:: Exercise materials ::

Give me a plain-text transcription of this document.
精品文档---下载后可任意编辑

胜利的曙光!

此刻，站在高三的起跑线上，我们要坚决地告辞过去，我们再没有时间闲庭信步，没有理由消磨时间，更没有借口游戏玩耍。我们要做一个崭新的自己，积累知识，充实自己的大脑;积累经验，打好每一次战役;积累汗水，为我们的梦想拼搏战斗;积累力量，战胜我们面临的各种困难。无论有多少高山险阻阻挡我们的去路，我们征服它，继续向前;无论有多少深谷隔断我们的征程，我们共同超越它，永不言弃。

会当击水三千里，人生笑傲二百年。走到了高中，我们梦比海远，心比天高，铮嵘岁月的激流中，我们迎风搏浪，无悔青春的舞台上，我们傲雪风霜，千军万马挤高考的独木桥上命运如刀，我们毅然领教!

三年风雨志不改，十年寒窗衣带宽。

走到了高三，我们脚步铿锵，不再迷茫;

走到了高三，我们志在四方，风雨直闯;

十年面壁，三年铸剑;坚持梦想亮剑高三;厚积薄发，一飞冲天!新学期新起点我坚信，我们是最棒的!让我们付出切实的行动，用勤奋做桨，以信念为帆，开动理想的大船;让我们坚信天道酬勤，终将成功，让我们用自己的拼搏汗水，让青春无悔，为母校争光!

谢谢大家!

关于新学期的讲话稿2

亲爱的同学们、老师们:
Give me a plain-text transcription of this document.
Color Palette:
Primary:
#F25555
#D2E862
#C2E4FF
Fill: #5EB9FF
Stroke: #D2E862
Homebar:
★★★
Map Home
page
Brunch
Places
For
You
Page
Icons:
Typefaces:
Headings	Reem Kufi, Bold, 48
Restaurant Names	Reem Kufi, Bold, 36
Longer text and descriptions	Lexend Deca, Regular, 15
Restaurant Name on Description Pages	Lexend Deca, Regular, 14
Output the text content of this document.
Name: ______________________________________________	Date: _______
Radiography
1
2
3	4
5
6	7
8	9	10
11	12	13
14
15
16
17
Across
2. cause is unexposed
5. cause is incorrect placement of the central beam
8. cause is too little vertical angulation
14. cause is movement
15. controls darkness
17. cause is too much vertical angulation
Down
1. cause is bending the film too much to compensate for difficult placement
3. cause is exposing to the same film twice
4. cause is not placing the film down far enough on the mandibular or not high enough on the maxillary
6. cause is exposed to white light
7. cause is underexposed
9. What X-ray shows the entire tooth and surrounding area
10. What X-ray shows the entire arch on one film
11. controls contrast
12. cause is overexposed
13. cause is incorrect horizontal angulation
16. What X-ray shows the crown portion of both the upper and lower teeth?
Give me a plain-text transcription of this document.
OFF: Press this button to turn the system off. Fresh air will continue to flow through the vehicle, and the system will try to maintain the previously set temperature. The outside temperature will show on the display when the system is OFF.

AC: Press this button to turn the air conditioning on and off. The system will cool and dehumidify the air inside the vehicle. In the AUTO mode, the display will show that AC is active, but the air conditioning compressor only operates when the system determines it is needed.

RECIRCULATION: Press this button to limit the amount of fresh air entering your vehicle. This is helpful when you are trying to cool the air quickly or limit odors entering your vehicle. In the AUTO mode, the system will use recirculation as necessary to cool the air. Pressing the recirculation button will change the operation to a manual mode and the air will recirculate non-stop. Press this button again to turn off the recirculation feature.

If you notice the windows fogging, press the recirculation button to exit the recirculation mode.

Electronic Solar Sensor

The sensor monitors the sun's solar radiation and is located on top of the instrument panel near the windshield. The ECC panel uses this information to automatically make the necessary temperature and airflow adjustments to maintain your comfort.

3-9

:::

* [Exercise task]:
Produce a verbatim transcription of the entries above.

* [Solution to the problem]:
Give me a plain-text transcription of this document.
精品文档---下载后可任意编辑

胜利的曙光!

此刻，站在高三的起跑线上，我们要坚决地告辞过去，我们再没有时间闲庭信步，没有理由消磨时间，更没有借口游戏玩耍。我们要做一个崭新的自己，积累知识，充实自己的大脑;积累经验，打好每一次战役;积累汗水，为我们的梦想拼搏战斗;积累力量，战胜我们面临的各种困难。无论有多少高山险阻阻挡我们的去路，我们征服它，继续向前;无论有多少深谷隔断我们的征程，我们共同超越它，永不言弃。

会当击水三千里，人生笑傲二百年。走到了高中，我们梦比海远，心比天高，铮嵘岁月的激流中，我们迎风搏浪，无悔青春的舞台上，我们傲雪风霜，千军万马挤高考的独木桥上命运如刀，我们毅然领教!

三年风雨志不改，十年寒窗衣带宽。

走到了高三，我们脚步铿锵，不再迷茫;

走到了高三，我们志在四方，风雨直闯;

十年面壁，三年铸剑;坚持梦想亮剑高三;厚积薄发，一飞冲天!新学期新起点我坚信，我们是最棒的!让我们付出切实的行动，用勤奋做桨，以信念为帆，开动理想的大船;让我们坚信天道酬勤，终将成功，让我们用自己的拼搏汗水，让青春无悔，为母校争光!

谢谢大家!

关于新学期的讲话稿2

亲爱的同学们、老师们:
Give me a plain-text transcription of this document.
Color Palette:
Primary:
#F25555
#D2E862
#C2E4FF
Fill: #5EB9FF
Stroke: #D2E862
Homebar:
★★★
Map Home
page
Brunch
Places
For
You
Page
Icons:
Typefaces:
Headings	Reem Kufi, Bold, 48
Restaurant Names	Reem Kufi, Bold, 36
Longer text and descriptions	Lexend Deca, Regular, 15
Restaurant Name on Description Pages	Lexend Deca, Regular, 14
Output the text content of this document.
Name: ______________________________________________	Date: _______
Radiography
1
2
3	4
5
6	7
8	9	10
11	12	13
14
15
16
17
Across
2. cause is unexposed
5. cause is incorrect placement of the central beam
8. cause is too little vertical angulation
14. cause is movement
15. controls darkness
17. cause is too much vertical angulation
Down
1. cause is bending the film too much to compensate for difficult placement
3. cause is exposing to the same film twice
4. cause is not placing the film down far enough on the mandibular or not high enough on the maxillary
6. cause is exposed to white light
7. cause is underexposed
9. What X-ray shows the entire tooth and surrounding area
10. What X-ray shows the entire arch on one film
11. controls contrast
12. cause is overexposed
13. cause is incorrect horizontal angulation
16. What X-ray shows the crown portion of both the upper and lower teeth?
Give me a plain-text transcription of this document.
OFF: Press this button to turn the system off. Fresh air will continue to flow through the vehicle, and the system will try to maintain the previously set temperature. The outside temperature will show on the display when the system is OFF.

AC: Press this button to turn the air conditioning on and off. The system will cool and dehumidify the air inside the vehicle. In the AUTO mode, the display will show that AC is active, but the air conditioning compressor only operates when the system determines it is needed.

RECIRCULATION: Press this button to limit the amount of fresh air entering your vehicle. This is helpful when you are trying to cool the air quickly or limit odors entering your vehicle. In the AUTO mode, the system will use recirculation as necessary to cool the air. Pressing the recirculation button will change the operation to a manual mode and the air will recirculate non-stop. Press this button again to turn off the recirculation feature.

If you notice the windows fogging, press the recirculation button to exit the recirculation mode.

Electronic Solar Sensor

The sensor monitors the sun's solar radiation and is located on top of the instrument panel near the windshield. The ECC panel uses this information to automatically make the necessary temperature and airflow adjustments to maintain your comfort.

3-9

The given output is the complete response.